Task objective: Type out the data exactly as given. Skip any image.

Provided records:
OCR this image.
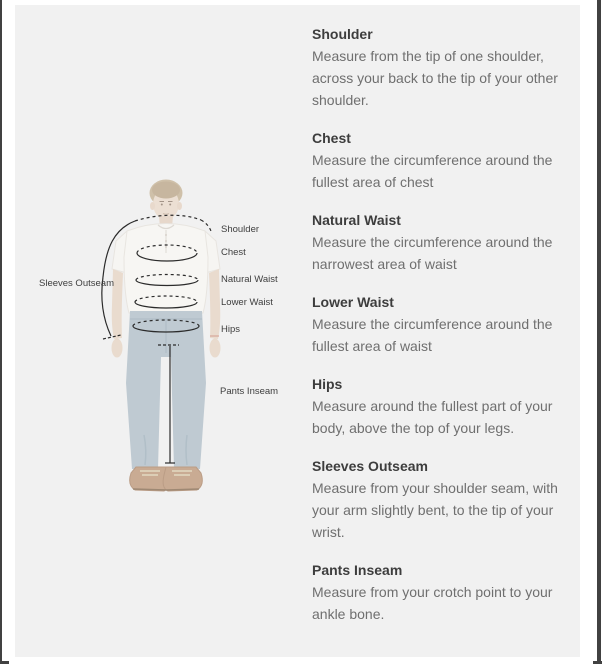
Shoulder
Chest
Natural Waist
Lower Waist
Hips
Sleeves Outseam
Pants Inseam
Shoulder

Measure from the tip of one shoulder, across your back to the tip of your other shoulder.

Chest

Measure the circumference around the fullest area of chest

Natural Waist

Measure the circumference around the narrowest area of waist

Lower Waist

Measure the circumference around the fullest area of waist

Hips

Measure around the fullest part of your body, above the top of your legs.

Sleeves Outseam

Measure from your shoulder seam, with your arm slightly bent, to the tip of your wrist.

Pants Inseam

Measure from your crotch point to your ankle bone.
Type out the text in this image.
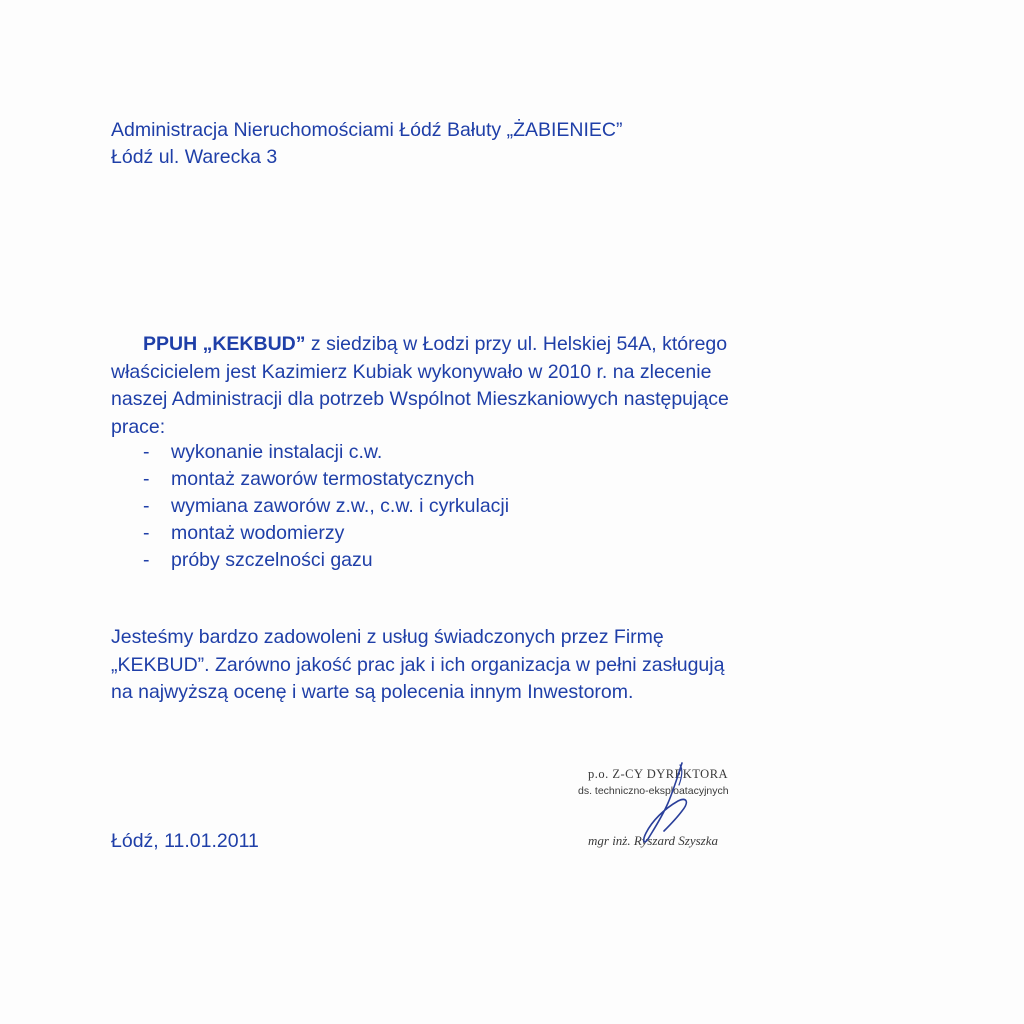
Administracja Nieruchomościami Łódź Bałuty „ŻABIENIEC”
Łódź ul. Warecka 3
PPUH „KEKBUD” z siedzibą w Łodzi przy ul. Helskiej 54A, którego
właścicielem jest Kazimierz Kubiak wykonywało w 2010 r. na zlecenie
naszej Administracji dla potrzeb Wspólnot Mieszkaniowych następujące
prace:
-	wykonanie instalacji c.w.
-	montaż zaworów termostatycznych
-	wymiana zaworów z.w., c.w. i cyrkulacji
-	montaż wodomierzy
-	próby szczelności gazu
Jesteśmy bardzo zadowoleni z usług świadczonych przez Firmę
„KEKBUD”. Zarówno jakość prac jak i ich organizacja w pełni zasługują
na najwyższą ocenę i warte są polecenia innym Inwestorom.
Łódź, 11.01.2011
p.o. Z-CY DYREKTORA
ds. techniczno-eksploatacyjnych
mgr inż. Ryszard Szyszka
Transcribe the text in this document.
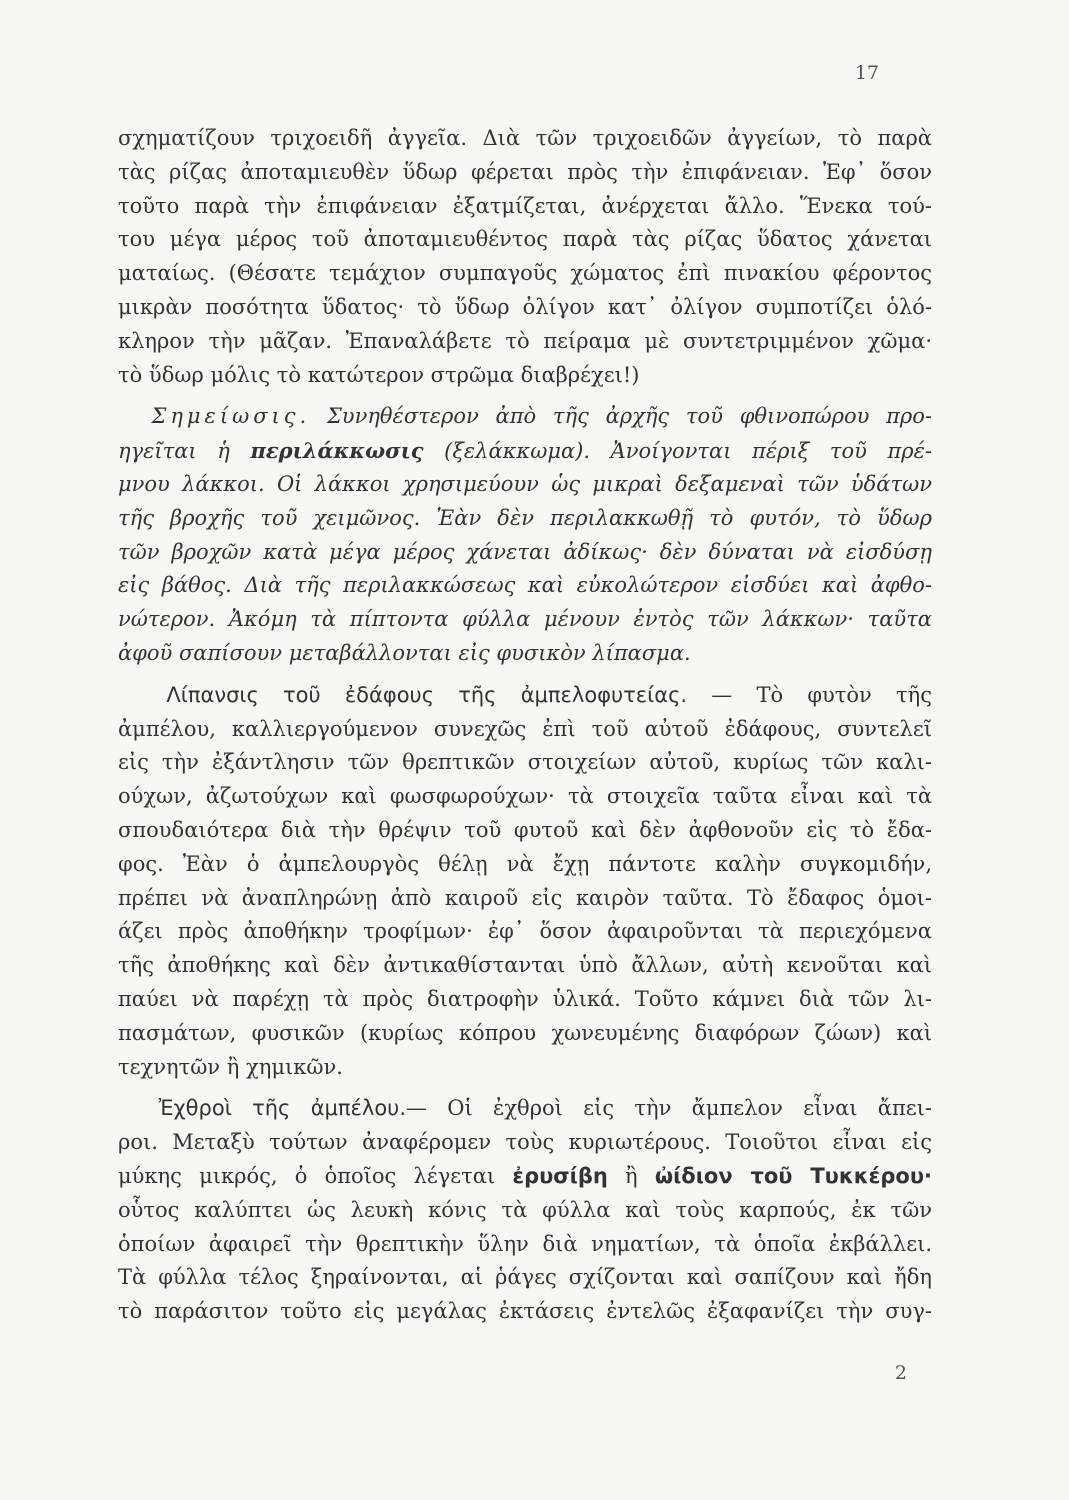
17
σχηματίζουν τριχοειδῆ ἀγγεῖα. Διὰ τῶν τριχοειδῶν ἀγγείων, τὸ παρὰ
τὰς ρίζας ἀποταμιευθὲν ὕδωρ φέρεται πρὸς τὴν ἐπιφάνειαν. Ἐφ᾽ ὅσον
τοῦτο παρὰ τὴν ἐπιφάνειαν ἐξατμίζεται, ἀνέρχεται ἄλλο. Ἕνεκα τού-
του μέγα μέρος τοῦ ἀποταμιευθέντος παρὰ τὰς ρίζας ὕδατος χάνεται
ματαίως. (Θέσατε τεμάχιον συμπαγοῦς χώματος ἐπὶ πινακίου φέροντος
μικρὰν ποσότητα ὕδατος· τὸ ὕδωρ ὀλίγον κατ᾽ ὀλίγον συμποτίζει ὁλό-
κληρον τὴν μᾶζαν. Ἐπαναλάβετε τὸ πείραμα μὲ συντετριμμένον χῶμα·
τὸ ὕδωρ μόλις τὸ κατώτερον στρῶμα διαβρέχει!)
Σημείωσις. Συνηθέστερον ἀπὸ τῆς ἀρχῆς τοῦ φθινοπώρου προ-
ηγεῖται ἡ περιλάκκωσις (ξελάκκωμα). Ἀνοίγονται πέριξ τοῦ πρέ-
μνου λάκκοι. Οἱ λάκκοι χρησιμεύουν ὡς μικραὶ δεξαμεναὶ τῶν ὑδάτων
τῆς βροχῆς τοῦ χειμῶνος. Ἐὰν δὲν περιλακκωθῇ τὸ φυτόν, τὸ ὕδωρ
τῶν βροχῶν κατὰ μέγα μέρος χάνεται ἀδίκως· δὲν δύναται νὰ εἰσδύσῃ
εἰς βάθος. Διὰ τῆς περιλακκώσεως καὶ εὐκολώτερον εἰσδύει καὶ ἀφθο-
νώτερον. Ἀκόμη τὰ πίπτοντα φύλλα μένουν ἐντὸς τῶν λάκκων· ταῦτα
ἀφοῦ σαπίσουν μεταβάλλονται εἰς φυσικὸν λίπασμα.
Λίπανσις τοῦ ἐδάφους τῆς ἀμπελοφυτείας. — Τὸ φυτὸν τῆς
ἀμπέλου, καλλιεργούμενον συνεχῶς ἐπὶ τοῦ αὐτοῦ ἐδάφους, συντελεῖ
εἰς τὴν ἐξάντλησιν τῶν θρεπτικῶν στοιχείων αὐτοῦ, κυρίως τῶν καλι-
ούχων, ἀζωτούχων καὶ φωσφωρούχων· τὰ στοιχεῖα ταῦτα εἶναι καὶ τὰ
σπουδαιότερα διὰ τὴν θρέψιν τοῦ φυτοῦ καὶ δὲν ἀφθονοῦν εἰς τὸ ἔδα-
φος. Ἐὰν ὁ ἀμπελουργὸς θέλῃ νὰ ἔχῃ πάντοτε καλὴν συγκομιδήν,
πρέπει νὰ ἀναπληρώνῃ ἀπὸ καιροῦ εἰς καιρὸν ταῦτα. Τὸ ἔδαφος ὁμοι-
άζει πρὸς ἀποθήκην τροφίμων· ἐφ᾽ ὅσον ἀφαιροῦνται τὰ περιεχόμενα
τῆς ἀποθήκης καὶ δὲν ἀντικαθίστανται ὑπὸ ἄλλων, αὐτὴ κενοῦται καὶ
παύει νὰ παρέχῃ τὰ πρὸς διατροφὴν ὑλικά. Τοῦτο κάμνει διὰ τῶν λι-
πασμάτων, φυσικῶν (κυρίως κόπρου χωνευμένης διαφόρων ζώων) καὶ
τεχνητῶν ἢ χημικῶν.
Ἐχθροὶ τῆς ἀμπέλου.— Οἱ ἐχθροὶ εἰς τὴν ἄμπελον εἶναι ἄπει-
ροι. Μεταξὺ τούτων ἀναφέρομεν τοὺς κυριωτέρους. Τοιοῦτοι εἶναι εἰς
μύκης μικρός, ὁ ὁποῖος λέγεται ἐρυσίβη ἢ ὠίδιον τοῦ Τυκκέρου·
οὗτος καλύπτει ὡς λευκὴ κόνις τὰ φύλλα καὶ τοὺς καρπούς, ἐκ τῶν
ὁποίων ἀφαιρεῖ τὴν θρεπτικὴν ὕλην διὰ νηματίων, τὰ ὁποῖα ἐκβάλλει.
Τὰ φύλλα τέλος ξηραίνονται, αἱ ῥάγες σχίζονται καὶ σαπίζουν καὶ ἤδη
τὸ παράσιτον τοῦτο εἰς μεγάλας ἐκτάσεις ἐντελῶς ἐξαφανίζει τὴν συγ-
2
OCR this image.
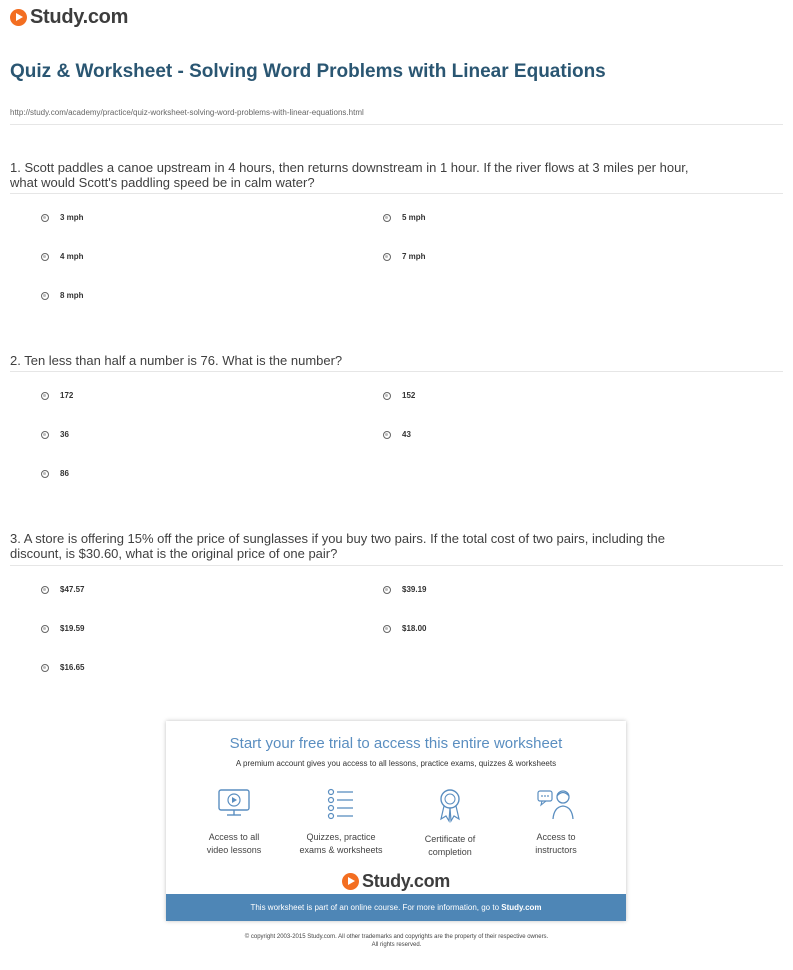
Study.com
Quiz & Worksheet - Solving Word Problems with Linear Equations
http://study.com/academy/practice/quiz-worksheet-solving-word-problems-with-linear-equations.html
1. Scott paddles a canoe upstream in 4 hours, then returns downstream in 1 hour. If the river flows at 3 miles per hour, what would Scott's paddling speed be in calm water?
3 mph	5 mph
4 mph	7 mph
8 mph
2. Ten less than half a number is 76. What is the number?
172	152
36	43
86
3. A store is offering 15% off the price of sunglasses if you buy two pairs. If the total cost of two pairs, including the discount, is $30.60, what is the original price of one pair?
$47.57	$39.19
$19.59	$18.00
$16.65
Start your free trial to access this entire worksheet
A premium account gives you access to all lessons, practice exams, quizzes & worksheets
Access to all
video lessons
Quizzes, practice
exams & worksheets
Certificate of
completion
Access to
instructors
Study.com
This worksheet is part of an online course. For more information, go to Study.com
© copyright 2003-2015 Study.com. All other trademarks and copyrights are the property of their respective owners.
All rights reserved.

Reply to the task:
OCR this image.
Shoulder
Chest
Natural Waist
Lower Waist
Hips
Sleeves Outseam
Pants Inseam
Shoulder

Measure from the tip of one shoulder, across your back to the tip of your other shoulder.

Chest

Measure the circumference around the fullest area of chest

Natural Waist

Measure the circumference around the narrowest area of waist

Lower Waist

Measure the circumference around the fullest area of waist

Hips

Measure around the fullest part of your body, above the top of your legs.

Sleeves Outseam

Measure from your shoulder seam, with your arm slightly bent, to the tip of your wrist.

Pants Inseam

Measure from your crotch point to your ankle bone.
Type out the text in this image.
Administracja Nieruchomościami Łódź Bałuty „ŻABIENIEC”
Łódź ul. Warecka 3
PPUH „KEKBUD” z siedzibą w Łodzi przy ul. Helskiej 54A, którego
właścicielem jest Kazimierz Kubiak wykonywało w 2010 r. na zlecenie
naszej Administracji dla potrzeb Wspólnot Mieszkaniowych następujące
prace:
-	wykonanie instalacji c.w.
-	montaż zaworów termostatycznych
-	wymiana zaworów z.w., c.w. i cyrkulacji
-	montaż wodomierzy
-	próby szczelności gazu
Jesteśmy bardzo zadowoleni z usług świadczonych przez Firmę
„KEKBUD”. Zarówno jakość prac jak i ich organizacja w pełni zasługują
na najwyższą ocenę i warte są polecenia innym Inwestorom.
Łódź, 11.01.2011
p.o. Z-CY DYREKTORA
ds. techniczno-eksploatacyjnych
mgr inż. Ryszard Szyszka
Transcribe the text in this document.
17
σχηματίζουν τριχοειδῆ ἀγγεῖα. Διὰ τῶν τριχοειδῶν ἀγγείων, τὸ παρὰ
τὰς ρίζας ἀποταμιευθὲν ὕδωρ φέρεται πρὸς τὴν ἐπιφάνειαν. Ἐφ᾽ ὅσον
τοῦτο παρὰ τὴν ἐπιφάνειαν ἐξατμίζεται, ἀνέρχεται ἄλλο. Ἕνεκα τού-
του μέγα μέρος τοῦ ἀποταμιευθέντος παρὰ τὰς ρίζας ὕδατος χάνεται
ματαίως. (Θέσατε τεμάχιον συμπαγοῦς χώματος ἐπὶ πινακίου φέροντος
μικρὰν ποσότητα ὕδατος· τὸ ὕδωρ ὀλίγον κατ᾽ ὀλίγον συμποτίζει ὁλό-
κληρον τὴν μᾶζαν. Ἐπαναλάβετε τὸ πείραμα μὲ συντετριμμένον χῶμα·
τὸ ὕδωρ μόλις τὸ κατώτερον στρῶμα διαβρέχει!)
Σημείωσις. Συνηθέστερον ἀπὸ τῆς ἀρχῆς τοῦ φθινοπώρου προ-
ηγεῖται ἡ περιλάκκωσις (ξελάκκωμα). Ἀνοίγονται πέριξ τοῦ πρέ-
μνου λάκκοι. Οἱ λάκκοι χρησιμεύουν ὡς μικραὶ δεξαμεναὶ τῶν ὑδάτων
τῆς βροχῆς τοῦ χειμῶνος. Ἐὰν δὲν περιλακκωθῇ τὸ φυτόν, τὸ ὕδωρ
τῶν βροχῶν κατὰ μέγα μέρος χάνεται ἀδίκως· δὲν δύναται νὰ εἰσδύσῃ
εἰς βάθος. Διὰ τῆς περιλακκώσεως καὶ εὐκολώτερον εἰσδύει καὶ ἀφθο-
νώτερον. Ἀκόμη τὰ πίπτοντα φύλλα μένουν ἐντὸς τῶν λάκκων· ταῦτα
ἀφοῦ σαπίσουν μεταβάλλονται εἰς φυσικὸν λίπασμα.
Λίπανσις τοῦ ἐδάφους τῆς ἀμπελοφυτείας. — Τὸ φυτὸν τῆς
ἀμπέλου, καλλιεργούμενον συνεχῶς ἐπὶ τοῦ αὐτοῦ ἐδάφους, συντελεῖ
εἰς τὴν ἐξάντλησιν τῶν θρεπτικῶν στοιχείων αὐτοῦ, κυρίως τῶν καλι-
ούχων, ἀζωτούχων καὶ φωσφωρούχων· τὰ στοιχεῖα ταῦτα εἶναι καὶ τὰ
σπουδαιότερα διὰ τὴν θρέψιν τοῦ φυτοῦ καὶ δὲν ἀφθονοῦν εἰς τὸ ἔδα-
φος. Ἐὰν ὁ ἀμπελουργὸς θέλῃ νὰ ἔχῃ πάντοτε καλὴν συγκομιδήν,
πρέπει νὰ ἀναπληρώνῃ ἀπὸ καιροῦ εἰς καιρὸν ταῦτα. Τὸ ἔδαφος ὁμοι-
άζει πρὸς ἀποθήκην τροφίμων· ἐφ᾽ ὅσον ἀφαιροῦνται τὰ περιεχόμενα
τῆς ἀποθήκης καὶ δὲν ἀντικαθίστανται ὑπὸ ἄλλων, αὐτὴ κενοῦται καὶ
παύει νὰ παρέχῃ τὰ πρὸς διατροφὴν ὑλικά. Τοῦτο κάμνει διὰ τῶν λι-
πασμάτων, φυσικῶν (κυρίως κόπρου χωνευμένης διαφόρων ζώων) καὶ
τεχνητῶν ἢ χημικῶν.
Ἐχθροὶ τῆς ἀμπέλου.— Οἱ ἐχθροὶ εἰς τὴν ἄμπελον εἶναι ἄπει-
ροι. Μεταξὺ τούτων ἀναφέρομεν τοὺς κυριωτέρους. Τοιοῦτοι εἶναι εἰς
μύκης μικρός, ὁ ὁποῖος λέγεται ἐρυσίβη ἢ ὠίδιον τοῦ Τυκκέρου·
οὗτος καλύπτει ὡς λευκὴ κόνις τὰ φύλλα καὶ τοὺς καρπούς, ἐκ τῶν
ὁποίων ἀφαιρεῖ τὴν θρεπτικὴν ὕλην διὰ νηματίων, τὰ ὁποῖα ἐκβάλλει.
Τὰ φύλλα τέλος ξηραίνονται, αἱ ῥάγες σχίζονται καὶ σαπίζουν καὶ ἤδη
τὸ παράσιτον τοῦτο εἰς μεγάλας ἐκτάσεις ἐντελῶς ἐξαφανίζει τὴν συγ-
2
OCR this image.
Study.com
Quiz & Worksheet - Solving Word Problems with Linear Equations
http://study.com/academy/practice/quiz-worksheet-solving-word-problems-with-linear-equations.html
1. Scott paddles a canoe upstream in 4 hours, then returns downstream in 1 hour. If the river flows at 3 miles per hour, what would Scott's paddling speed be in calm water?
3 mph	5 mph
4 mph	7 mph
8 mph
2. Ten less than half a number is 76. What is the number?
172	152
36	43
86
3. A store is offering 15% off the price of sunglasses if you buy two pairs. If the total cost of two pairs, including the discount, is $30.60, what is the original price of one pair?
$47.57	$39.19
$19.59	$18.00
$16.65
Start your free trial to access this entire worksheet
A premium account gives you access to all lessons, practice exams, quizzes & worksheets
Access to all
video lessons
Quizzes, practice
exams & worksheets
Certificate of
completion
Access to
instructors
Study.com
This worksheet is part of an online course. For more information, go to Study.com
© copyright 2003-2015 Study.com. All other trademarks and copyrights are the property of their respective owners.
All rights reserved.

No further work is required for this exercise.